A motif of pirates in popular culture, “walking the plank” was a method of execution for rogue seafarers. The practice involved extending a wooden plank over the side of a ship and forcing the captive, often bound and blindfolded, to walk across the plank until stepping off the end and falling into the sea, presumably to his death. I have observed, the Christian life is often portrayed in a similar fashion – a kind of walking across a narrow board or balance beam. The Christian is one who walks this beam, hoping to make it to the end, regularly losing his balance, falling into sin, but always exhorted to get back on the beam and continue the walk.
It seems to me, quite a miserable way to live and I can speak from experience, because I lived it and I was miserable. Our flesh is weak and can never hold to any kind of moral line for long. Neither the taunts and condemnations shouted from behind, nor the alluring promise of a great treasure to be found somewhere ahead, can sustain me or even grant a brief moment of relief. Both only serve to raise my fear and anxiety regarding the entire pitiable endeavor.
Sadly, we are also repeatedly exhorted to keep our eyes on our fellow plank walkers lest their feet should slip, pointing out their missteps, and calling them back to the plank. Surely, if we all work together and help out each other, we can be much more successful in this treacherous walk. And what is success? Well, clearly we are told, the more steps we take in a row without falling and the further our progress across the plank when we die, the louder the praise and applause we will receive at the end.
They will preach to me what they call a “gospel” message, but it’s really nothing more than how Jesus’ death makes it possible for God to forgive me each time I tumble, but make no mistake, God is sorely disappointed in my failures. He had hoped I could walk it better. He has supplied everything I would need to maintain a perfect balance. The good news they offer is that God still forgives me, yet I dare not stay too long off the plank or I will face His wrath.

Task objective → Put this sentence from the essay on walking the plank into Spanish: "Our flesh is weak and can never hold to any kind of moral line for long." The lines that come next stand apart from the essay on walking the plank.

Dataset excerpts →
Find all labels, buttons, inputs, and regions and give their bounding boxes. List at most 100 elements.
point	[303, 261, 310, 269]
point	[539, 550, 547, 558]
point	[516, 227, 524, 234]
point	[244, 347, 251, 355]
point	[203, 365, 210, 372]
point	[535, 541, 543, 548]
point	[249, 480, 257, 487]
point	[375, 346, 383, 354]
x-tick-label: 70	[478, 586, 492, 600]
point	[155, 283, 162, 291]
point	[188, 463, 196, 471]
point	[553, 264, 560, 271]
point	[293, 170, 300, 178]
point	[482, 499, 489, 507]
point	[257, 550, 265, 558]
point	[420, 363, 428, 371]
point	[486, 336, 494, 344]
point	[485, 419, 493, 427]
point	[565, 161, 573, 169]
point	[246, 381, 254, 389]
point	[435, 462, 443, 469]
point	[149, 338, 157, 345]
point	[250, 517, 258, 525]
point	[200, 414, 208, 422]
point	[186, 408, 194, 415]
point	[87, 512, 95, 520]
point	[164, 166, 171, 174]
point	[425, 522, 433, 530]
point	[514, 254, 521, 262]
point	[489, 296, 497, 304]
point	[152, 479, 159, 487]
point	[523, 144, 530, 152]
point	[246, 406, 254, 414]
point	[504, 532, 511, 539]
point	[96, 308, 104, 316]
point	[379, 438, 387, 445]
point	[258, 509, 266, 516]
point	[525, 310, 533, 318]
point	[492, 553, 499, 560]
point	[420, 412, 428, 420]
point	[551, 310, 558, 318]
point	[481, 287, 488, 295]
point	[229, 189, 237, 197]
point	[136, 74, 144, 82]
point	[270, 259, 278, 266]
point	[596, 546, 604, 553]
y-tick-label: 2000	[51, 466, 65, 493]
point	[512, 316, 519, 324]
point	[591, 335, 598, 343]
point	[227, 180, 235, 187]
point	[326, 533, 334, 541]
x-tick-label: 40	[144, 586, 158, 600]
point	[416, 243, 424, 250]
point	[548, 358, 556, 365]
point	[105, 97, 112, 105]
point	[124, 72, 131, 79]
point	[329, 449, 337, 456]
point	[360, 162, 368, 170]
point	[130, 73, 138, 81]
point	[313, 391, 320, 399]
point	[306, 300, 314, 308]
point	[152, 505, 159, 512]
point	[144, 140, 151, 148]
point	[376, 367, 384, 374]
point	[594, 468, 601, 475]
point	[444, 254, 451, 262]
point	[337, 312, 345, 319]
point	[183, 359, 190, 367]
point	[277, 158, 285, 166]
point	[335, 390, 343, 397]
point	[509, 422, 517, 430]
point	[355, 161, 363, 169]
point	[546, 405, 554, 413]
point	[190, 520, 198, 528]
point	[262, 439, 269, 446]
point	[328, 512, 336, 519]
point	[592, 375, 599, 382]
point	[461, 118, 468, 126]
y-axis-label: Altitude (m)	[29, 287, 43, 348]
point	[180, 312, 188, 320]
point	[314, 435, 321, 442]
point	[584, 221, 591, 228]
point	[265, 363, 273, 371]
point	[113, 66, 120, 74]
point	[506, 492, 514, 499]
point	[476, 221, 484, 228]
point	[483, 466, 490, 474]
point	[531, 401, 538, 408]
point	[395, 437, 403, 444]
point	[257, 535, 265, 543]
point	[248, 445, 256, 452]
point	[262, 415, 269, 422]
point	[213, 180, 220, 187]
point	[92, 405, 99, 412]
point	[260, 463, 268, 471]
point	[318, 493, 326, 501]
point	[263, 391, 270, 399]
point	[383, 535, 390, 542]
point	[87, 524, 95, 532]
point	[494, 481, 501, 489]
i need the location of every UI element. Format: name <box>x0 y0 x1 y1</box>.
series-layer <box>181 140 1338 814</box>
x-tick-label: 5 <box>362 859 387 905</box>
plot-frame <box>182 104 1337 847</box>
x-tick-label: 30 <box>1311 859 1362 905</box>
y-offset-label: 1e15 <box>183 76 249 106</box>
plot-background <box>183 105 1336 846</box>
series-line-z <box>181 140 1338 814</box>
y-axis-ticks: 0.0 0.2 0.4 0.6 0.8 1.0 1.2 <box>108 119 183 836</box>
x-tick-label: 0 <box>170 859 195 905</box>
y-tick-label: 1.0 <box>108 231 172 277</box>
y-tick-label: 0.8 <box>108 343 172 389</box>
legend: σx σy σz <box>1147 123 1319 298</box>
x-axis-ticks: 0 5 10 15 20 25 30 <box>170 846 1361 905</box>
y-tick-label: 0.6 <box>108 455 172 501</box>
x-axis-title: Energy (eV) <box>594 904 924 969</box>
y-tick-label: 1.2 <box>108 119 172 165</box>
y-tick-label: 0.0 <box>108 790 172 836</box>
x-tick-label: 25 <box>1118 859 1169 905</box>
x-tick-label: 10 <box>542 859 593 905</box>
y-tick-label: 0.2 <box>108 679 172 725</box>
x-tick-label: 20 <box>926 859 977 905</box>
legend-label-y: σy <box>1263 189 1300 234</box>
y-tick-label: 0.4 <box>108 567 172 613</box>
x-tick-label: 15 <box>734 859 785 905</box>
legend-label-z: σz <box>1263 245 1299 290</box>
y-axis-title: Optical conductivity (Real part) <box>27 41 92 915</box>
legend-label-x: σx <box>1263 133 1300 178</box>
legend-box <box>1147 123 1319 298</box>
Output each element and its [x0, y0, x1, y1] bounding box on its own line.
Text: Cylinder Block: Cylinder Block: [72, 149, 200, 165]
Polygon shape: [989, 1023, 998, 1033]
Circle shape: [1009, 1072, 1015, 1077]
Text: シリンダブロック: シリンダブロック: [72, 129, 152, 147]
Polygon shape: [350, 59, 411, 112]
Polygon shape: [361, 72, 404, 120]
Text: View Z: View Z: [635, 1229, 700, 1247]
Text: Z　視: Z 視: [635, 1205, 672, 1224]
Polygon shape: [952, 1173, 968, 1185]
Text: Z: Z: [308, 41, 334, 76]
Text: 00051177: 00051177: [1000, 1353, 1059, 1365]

Final result → Nuestra carne es débil y nunca puede mantenerse fiel a ninguna línea moral por mucho tiempo.